INSTRUCTIONS TO FOLLOW. Take the data below and filter it for lines containing the word "text"; show each line found.

RECORDS SUPPLIED.
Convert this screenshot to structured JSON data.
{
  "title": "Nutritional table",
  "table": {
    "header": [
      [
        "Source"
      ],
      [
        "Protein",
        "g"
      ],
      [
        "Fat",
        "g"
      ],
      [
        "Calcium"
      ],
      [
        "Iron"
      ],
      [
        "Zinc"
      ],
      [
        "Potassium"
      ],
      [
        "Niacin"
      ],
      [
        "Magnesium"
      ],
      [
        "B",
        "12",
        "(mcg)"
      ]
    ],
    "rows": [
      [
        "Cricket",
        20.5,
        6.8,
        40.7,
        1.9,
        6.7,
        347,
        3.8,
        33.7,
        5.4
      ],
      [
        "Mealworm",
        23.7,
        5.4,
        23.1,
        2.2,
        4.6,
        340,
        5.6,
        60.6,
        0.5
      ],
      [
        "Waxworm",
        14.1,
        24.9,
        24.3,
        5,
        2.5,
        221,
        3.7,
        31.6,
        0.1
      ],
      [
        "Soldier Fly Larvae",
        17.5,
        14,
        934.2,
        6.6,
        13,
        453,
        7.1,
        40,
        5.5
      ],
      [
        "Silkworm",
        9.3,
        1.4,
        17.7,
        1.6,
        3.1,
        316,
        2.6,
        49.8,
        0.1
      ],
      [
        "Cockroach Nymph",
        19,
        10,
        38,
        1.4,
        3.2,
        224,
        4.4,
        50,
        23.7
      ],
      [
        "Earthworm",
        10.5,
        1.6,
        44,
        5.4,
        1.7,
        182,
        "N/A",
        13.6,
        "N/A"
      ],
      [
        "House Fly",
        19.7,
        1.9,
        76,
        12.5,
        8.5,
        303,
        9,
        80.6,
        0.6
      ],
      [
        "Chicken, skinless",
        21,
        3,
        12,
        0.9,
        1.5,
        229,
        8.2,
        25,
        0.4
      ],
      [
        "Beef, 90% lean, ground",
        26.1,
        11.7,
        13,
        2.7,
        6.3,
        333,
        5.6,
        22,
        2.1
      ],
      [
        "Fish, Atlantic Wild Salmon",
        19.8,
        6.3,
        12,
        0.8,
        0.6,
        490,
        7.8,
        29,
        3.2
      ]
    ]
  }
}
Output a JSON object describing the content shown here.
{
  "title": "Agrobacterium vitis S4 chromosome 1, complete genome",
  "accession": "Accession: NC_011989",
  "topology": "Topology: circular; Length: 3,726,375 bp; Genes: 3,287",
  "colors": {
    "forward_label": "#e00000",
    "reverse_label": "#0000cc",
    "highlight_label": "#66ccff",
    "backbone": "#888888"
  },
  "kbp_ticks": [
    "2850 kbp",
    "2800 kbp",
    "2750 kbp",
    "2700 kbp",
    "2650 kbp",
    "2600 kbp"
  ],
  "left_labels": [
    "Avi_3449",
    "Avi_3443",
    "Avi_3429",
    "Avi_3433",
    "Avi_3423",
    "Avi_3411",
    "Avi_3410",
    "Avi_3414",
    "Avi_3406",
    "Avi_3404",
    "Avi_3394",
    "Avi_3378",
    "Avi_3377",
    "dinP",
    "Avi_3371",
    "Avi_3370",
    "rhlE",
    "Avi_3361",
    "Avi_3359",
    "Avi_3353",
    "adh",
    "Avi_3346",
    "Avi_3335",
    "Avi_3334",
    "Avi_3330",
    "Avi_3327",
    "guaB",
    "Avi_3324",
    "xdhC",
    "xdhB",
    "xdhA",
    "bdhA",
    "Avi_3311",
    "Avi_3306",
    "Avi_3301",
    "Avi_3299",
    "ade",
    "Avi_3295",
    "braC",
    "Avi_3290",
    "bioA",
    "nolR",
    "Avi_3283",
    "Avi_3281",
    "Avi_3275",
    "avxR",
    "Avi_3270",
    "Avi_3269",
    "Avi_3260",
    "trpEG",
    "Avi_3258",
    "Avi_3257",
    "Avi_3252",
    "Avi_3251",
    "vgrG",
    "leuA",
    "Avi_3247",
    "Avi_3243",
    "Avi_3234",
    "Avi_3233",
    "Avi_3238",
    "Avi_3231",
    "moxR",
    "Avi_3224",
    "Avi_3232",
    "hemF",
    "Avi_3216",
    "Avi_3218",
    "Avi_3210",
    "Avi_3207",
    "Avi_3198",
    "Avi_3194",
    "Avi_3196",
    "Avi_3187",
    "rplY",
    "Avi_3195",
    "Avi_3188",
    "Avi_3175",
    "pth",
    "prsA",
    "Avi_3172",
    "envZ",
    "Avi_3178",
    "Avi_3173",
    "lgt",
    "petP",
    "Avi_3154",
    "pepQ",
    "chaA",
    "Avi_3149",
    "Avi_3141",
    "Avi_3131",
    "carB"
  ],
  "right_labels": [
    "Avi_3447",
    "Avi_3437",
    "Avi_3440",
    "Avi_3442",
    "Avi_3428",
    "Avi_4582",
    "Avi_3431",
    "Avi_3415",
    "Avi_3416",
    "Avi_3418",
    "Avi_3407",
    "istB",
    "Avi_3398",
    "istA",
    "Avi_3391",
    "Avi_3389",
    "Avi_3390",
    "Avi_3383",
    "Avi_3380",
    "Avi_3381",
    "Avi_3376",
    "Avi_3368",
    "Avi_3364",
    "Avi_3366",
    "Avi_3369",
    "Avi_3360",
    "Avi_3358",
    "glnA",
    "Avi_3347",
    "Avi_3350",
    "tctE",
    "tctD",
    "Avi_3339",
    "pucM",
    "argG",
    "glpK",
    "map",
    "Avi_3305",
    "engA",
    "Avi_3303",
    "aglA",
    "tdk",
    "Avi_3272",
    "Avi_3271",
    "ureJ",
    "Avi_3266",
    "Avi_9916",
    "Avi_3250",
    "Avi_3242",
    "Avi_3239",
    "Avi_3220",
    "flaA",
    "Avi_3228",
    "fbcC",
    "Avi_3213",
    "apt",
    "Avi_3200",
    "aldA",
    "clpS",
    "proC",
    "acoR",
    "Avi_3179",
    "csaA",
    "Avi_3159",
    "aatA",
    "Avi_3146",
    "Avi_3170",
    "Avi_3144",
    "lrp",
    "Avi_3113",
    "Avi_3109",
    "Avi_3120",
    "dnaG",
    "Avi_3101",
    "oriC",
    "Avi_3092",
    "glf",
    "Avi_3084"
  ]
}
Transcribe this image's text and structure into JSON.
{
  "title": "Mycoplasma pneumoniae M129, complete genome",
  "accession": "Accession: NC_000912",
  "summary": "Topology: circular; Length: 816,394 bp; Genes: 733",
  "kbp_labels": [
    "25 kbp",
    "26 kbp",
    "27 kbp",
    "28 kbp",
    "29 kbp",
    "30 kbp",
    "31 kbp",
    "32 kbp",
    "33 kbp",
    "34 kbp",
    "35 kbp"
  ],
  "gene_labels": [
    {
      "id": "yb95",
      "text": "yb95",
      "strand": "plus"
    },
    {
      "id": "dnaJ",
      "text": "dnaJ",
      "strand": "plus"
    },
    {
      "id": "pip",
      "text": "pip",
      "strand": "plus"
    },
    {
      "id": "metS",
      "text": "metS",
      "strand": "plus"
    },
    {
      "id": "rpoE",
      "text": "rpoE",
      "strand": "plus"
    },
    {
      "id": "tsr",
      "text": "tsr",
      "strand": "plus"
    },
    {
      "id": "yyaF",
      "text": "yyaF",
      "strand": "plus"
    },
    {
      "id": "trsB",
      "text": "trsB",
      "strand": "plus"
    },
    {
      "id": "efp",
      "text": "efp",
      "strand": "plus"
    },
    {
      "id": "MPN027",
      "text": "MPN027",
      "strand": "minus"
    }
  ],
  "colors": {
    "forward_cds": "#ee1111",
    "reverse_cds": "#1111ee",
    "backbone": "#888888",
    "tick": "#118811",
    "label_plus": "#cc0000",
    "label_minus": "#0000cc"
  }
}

---

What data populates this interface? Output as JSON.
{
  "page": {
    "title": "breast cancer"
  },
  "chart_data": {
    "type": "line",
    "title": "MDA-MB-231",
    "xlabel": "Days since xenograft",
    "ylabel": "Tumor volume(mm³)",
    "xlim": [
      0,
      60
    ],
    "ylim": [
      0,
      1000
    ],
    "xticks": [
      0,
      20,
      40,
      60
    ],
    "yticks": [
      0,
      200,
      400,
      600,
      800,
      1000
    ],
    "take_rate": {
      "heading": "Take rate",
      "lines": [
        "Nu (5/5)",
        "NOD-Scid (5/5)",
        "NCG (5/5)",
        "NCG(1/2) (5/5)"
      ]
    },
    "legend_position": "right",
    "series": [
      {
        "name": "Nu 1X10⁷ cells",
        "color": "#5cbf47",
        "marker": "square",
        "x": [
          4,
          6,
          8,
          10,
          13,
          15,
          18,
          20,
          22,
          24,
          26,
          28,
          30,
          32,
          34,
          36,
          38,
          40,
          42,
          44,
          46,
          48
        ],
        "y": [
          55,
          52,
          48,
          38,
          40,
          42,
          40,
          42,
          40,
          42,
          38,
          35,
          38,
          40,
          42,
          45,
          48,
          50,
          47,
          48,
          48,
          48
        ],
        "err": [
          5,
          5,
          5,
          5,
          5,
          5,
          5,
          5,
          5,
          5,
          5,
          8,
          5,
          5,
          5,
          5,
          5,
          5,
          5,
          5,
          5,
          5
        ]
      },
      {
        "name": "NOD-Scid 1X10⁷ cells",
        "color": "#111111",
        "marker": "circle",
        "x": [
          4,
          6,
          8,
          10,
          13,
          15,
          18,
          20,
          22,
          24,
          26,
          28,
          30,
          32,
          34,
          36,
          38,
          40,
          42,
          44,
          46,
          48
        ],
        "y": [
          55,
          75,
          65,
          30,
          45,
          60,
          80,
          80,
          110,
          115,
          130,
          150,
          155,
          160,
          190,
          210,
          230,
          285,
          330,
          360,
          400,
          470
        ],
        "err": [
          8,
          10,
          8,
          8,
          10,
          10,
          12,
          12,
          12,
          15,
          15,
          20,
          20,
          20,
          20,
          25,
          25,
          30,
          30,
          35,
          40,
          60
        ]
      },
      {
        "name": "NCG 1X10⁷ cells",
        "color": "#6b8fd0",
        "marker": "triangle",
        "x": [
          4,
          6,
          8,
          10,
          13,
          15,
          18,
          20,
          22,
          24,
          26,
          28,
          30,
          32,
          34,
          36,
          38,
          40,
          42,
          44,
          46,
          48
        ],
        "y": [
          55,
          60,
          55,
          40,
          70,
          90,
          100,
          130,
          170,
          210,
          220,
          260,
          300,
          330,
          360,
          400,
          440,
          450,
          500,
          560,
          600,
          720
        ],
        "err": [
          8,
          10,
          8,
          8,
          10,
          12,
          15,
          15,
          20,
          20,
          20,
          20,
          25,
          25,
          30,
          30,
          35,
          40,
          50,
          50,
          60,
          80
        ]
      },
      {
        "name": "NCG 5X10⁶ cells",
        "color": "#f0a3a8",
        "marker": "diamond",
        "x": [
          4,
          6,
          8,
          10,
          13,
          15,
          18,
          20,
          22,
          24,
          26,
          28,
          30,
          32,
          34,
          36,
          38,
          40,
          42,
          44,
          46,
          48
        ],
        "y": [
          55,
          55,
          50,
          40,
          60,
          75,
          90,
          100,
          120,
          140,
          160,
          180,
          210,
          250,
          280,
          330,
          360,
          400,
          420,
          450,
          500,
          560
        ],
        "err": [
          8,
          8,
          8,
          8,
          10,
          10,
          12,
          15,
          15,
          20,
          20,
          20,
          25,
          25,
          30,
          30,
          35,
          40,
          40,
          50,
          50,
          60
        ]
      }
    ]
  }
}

==

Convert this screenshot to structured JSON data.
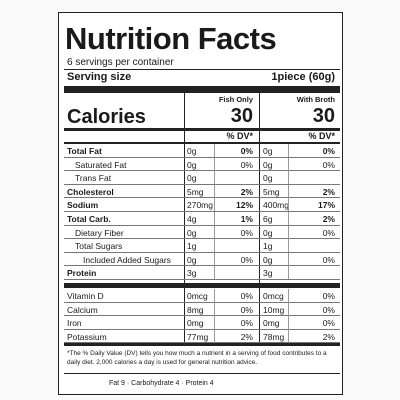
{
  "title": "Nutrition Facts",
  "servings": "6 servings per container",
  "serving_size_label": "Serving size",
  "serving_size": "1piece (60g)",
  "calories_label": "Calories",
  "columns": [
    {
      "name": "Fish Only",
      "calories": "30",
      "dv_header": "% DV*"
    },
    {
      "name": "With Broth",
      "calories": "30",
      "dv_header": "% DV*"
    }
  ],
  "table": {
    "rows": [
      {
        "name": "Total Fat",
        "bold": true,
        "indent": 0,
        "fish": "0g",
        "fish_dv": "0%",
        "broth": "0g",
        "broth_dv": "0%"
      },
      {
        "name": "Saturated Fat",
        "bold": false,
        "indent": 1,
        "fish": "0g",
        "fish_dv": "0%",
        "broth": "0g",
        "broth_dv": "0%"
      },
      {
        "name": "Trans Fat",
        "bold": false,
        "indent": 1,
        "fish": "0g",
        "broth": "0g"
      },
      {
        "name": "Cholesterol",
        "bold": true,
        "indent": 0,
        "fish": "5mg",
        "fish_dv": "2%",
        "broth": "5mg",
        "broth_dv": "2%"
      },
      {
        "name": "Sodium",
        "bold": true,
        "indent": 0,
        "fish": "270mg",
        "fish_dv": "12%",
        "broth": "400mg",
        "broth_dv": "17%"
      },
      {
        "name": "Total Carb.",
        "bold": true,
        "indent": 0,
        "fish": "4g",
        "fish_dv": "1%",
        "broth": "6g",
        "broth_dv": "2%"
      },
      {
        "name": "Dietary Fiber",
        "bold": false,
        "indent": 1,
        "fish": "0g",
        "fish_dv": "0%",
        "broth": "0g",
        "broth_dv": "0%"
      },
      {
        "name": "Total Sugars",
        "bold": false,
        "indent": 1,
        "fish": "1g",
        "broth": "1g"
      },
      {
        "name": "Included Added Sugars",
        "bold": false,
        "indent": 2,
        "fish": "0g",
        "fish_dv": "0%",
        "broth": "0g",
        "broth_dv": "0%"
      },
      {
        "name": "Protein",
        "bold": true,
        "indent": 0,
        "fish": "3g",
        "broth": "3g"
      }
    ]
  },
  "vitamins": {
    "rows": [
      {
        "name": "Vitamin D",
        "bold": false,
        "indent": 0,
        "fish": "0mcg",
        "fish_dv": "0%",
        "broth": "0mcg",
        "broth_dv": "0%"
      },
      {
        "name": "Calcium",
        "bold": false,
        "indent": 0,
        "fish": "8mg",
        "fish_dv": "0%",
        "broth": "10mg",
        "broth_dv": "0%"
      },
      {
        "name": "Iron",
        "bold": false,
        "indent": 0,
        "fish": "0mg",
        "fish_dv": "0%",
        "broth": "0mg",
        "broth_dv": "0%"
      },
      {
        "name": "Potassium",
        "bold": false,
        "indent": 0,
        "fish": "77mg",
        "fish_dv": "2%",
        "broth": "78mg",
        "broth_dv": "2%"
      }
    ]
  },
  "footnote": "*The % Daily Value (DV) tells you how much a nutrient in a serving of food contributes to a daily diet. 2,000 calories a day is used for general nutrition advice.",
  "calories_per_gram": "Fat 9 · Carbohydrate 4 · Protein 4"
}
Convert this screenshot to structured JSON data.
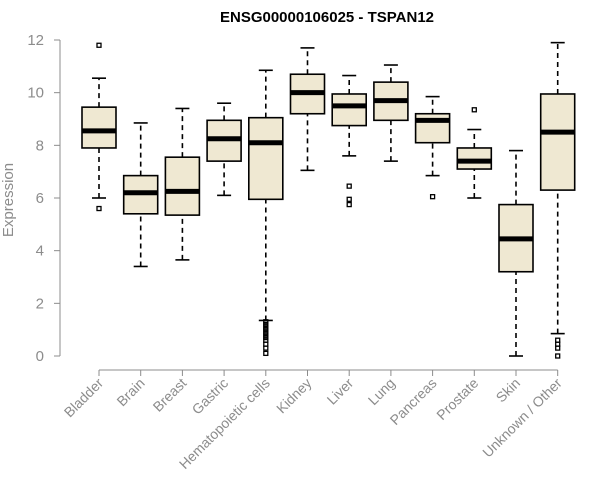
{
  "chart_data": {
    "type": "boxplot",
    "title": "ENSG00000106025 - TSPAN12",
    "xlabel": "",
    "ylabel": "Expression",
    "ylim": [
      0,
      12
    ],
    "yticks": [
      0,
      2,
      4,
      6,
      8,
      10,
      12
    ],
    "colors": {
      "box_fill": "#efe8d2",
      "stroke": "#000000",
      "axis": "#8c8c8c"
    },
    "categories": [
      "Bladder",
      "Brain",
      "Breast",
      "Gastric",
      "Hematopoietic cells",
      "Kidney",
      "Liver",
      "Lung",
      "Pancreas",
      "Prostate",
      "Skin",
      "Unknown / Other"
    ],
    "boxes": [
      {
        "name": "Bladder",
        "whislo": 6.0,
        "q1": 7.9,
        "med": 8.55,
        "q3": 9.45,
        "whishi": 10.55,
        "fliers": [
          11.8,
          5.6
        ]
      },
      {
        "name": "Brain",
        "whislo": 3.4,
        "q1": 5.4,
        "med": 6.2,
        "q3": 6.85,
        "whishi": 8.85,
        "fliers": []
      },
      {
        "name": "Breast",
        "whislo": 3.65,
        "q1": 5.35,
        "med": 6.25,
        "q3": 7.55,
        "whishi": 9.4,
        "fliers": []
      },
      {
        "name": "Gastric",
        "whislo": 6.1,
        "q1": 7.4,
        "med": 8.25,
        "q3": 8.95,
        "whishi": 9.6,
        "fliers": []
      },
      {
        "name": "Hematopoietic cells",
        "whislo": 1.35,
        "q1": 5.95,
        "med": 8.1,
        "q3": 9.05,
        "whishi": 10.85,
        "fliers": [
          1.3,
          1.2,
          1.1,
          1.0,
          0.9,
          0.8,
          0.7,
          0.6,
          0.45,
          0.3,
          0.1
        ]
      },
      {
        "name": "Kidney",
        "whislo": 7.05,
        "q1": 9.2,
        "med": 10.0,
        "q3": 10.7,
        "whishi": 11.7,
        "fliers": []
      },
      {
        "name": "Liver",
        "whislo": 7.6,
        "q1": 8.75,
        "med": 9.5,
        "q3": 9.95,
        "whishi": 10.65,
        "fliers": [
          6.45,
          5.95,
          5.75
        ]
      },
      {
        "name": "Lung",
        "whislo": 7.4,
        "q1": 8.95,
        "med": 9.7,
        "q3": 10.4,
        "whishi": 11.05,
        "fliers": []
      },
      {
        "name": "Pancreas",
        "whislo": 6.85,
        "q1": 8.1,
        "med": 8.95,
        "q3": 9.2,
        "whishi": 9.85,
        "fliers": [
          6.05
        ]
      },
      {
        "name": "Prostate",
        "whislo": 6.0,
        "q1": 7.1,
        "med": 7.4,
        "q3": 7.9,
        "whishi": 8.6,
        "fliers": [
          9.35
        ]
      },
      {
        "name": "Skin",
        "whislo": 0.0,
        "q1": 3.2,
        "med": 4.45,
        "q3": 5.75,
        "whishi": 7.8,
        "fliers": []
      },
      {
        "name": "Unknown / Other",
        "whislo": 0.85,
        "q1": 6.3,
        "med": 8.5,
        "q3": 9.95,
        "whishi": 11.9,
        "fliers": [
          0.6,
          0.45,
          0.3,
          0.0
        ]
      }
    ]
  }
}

EXERCISE RESULT.
Transcribe this image's text and structure into JSON.
      "text": "yb95",
      "text": "dnaJ",
      "text": "pip",
      "text": "metS",
      "text": "rpoE",
      "text": "tsr",
      "text": "yyaF",
      "text": "trsB",
      "text": "efp",
      "text": "MPN027",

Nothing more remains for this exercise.